Goal: Only a number is wanted: how many lines in the listing contain the word "Wskaźnik"?

Listed entries:
++++
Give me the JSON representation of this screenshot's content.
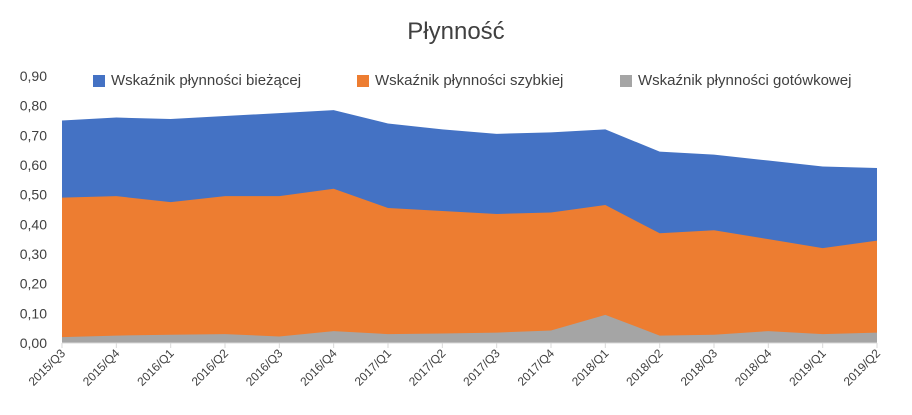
{
  "chart_data": {
    "type": "area",
    "stacked": false,
    "title": "Płynność",
    "xlabel": "",
    "ylabel": "",
    "ylim": [
      0,
      0.9
    ],
    "yticks": [
      "0,00",
      "0,10",
      "0,20",
      "0,30",
      "0,40",
      "0,50",
      "0,60",
      "0,70",
      "0,80",
      "0,90"
    ],
    "grid": false,
    "legend_position": "top",
    "categories": [
      "2015/Q3",
      "2015/Q4",
      "2016/Q1",
      "2016/Q2",
      "2016/Q3",
      "2016/Q4",
      "2017/Q1",
      "2017/Q2",
      "2017/Q3",
      "2017/Q4",
      "2018/Q1",
      "2018/Q2",
      "2018/Q3",
      "2018/Q4",
      "2019/Q1",
      "2019/Q2"
    ],
    "series": [
      {
        "name": "Wskaźnik płynności bieżącej",
        "color": "#4472C4",
        "values": [
          0.75,
          0.76,
          0.755,
          0.765,
          0.775,
          0.785,
          0.74,
          0.72,
          0.705,
          0.71,
          0.72,
          0.645,
          0.635,
          0.615,
          0.595,
          0.59
        ]
      },
      {
        "name": "Wskaźnik płynności szybkiej",
        "color": "#ED7D31",
        "values": [
          0.49,
          0.495,
          0.475,
          0.495,
          0.495,
          0.52,
          0.455,
          0.445,
          0.435,
          0.44,
          0.465,
          0.37,
          0.38,
          0.35,
          0.32,
          0.345
        ]
      },
      {
        "name": "Wskaźnik płynności gotówkowej",
        "color": "#A5A5A5",
        "values": [
          0.02,
          0.025,
          0.028,
          0.03,
          0.022,
          0.04,
          0.03,
          0.032,
          0.035,
          0.042,
          0.095,
          0.025,
          0.028,
          0.04,
          0.03,
          0.035
        ]
      }
    ]
  }
}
++++
Response for this exercise: 3